Copy the lines holding the word "alza", all of them.
★ ★ ★
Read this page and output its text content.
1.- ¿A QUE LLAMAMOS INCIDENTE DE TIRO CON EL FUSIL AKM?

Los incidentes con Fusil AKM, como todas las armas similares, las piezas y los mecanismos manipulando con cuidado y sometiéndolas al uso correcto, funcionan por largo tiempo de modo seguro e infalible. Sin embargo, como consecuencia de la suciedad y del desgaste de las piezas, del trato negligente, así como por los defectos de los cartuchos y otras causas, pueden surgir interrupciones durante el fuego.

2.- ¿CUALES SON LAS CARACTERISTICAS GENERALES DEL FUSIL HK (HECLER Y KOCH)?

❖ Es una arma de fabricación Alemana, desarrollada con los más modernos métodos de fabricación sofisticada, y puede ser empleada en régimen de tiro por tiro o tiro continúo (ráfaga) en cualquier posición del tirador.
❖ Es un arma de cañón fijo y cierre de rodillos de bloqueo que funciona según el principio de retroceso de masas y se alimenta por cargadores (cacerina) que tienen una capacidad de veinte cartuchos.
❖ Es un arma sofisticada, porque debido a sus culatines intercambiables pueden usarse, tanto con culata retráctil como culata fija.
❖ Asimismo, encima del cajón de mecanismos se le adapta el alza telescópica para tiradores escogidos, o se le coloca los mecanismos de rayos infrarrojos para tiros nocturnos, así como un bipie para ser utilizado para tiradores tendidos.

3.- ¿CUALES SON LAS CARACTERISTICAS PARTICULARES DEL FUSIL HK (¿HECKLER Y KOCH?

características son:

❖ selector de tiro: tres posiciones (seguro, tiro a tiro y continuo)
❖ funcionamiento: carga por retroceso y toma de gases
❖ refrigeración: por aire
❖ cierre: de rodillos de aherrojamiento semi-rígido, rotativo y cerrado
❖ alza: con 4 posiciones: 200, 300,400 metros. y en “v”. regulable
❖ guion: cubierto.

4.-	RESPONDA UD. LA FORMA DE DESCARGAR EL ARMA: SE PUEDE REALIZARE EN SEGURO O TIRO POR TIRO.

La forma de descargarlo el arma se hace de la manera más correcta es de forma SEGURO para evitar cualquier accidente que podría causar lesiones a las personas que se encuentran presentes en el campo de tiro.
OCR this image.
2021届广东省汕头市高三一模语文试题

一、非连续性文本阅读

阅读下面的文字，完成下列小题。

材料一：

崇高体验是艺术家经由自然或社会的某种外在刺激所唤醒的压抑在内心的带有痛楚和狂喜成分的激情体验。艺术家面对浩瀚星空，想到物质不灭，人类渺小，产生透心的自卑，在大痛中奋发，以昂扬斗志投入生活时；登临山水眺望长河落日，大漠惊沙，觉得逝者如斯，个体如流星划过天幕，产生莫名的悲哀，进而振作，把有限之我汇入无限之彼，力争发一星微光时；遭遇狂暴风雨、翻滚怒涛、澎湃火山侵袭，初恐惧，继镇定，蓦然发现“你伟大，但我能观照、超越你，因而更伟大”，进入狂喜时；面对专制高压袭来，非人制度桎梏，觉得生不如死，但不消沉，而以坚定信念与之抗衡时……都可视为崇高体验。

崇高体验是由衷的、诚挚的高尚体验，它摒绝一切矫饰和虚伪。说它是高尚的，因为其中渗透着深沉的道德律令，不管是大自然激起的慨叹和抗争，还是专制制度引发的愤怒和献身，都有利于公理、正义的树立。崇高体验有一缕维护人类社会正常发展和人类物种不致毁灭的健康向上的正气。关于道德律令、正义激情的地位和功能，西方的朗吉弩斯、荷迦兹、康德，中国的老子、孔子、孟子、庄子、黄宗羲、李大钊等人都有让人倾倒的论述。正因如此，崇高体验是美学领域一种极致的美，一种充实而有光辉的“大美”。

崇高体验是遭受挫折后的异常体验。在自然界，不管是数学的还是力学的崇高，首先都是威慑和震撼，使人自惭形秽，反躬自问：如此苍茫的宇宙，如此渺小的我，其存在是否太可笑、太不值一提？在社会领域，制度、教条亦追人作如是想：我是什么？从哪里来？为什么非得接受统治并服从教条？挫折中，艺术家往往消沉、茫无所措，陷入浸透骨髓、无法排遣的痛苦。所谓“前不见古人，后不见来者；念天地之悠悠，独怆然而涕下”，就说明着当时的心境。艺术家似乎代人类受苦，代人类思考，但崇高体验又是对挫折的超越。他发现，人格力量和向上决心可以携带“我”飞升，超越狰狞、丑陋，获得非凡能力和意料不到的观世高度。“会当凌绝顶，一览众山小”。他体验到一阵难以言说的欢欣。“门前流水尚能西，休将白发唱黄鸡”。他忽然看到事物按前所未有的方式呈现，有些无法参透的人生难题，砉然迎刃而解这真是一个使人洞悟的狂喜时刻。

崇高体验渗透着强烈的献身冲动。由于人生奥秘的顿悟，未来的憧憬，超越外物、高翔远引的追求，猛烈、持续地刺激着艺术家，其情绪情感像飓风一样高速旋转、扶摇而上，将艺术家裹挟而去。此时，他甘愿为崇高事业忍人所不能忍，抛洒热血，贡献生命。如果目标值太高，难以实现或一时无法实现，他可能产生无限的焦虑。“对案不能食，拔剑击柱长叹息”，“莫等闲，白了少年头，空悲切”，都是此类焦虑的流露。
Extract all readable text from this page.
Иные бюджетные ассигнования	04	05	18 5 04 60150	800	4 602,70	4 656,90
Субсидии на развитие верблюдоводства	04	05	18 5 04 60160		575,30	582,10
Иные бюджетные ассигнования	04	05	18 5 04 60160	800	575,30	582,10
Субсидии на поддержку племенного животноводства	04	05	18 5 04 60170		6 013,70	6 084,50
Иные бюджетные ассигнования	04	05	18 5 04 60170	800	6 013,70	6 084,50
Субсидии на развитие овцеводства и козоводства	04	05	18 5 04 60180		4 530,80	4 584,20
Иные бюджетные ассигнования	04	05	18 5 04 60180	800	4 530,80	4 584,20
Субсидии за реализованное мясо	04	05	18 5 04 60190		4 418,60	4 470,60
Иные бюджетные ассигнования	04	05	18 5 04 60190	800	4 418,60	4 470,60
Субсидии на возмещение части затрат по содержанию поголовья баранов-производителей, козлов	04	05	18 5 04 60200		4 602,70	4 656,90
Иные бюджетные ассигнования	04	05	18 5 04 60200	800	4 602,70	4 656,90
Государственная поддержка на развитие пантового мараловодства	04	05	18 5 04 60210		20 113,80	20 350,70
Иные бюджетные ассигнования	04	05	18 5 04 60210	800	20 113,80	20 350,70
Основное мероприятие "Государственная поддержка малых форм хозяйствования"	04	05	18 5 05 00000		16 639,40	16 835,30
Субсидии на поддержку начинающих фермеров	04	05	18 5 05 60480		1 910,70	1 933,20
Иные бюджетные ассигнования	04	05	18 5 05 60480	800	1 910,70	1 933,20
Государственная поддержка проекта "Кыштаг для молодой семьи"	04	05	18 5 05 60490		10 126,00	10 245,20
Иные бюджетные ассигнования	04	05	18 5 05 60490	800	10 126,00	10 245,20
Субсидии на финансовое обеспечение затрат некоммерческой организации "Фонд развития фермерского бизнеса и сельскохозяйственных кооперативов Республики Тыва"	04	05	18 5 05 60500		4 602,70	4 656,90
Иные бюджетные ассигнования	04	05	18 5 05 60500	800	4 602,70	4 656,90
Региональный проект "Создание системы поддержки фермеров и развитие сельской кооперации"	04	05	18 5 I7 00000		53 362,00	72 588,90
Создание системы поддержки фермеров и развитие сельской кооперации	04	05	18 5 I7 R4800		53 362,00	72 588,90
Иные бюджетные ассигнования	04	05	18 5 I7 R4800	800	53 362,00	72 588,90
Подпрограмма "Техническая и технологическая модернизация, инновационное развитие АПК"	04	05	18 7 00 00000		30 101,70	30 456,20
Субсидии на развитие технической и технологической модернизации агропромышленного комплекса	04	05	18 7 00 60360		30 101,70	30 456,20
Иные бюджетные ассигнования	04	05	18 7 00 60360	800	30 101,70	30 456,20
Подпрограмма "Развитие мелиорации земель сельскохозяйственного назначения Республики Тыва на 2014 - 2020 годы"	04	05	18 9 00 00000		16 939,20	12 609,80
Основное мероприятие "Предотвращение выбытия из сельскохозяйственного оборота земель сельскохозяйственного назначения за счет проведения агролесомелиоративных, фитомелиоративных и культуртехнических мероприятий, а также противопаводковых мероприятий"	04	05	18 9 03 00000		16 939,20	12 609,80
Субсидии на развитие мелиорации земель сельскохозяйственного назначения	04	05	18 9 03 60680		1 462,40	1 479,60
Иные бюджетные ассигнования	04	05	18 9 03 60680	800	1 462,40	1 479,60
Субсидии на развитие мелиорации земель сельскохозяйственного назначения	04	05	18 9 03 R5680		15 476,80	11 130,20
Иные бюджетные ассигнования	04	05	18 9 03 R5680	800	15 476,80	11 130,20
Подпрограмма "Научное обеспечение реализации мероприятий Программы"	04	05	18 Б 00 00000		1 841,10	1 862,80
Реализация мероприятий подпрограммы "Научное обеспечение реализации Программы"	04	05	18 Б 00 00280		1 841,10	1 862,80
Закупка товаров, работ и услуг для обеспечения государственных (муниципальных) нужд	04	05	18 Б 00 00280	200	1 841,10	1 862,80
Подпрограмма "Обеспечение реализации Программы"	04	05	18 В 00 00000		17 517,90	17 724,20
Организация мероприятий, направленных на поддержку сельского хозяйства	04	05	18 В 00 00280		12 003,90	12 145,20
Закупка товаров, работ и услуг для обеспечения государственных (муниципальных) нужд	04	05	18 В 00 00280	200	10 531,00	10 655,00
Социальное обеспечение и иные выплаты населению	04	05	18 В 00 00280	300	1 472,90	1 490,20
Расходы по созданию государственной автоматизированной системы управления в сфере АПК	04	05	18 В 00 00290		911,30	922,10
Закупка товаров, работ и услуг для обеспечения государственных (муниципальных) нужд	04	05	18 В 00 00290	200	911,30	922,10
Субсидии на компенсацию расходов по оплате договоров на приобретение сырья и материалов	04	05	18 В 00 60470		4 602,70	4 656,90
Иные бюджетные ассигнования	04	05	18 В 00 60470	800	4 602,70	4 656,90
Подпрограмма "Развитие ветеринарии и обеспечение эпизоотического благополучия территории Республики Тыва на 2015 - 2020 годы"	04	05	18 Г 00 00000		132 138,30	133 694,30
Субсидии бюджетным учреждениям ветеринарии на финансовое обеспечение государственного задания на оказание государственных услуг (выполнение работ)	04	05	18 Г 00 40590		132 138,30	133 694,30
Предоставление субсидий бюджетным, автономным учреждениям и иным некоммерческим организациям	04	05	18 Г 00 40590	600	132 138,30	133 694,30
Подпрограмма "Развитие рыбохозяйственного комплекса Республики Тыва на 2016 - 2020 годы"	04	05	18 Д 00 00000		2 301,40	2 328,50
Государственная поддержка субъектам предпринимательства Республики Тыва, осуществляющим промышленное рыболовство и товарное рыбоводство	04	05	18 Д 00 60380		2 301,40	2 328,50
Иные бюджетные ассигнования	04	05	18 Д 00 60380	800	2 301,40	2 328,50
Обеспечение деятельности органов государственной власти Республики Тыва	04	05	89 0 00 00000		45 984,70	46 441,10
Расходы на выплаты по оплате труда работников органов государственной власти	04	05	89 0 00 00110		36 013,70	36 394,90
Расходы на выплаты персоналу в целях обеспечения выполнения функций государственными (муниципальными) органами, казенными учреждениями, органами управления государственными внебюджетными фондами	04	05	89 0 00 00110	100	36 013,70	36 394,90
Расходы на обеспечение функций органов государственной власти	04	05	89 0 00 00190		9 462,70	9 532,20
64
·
★ ★ ★
> _Correct output_
❖ Asimismo, encima del cajón de mecanismos se le adapta el alza telescópica para tiradores escogidos, o se le coloca los mecanismos de rayos infrarrojos para tiros nocturnos, así como un bipie para ser utilizado para tiradores tendidos.
❖ alza: con 4 posiciones: 200, 300,400 metros. y en “v”. regulable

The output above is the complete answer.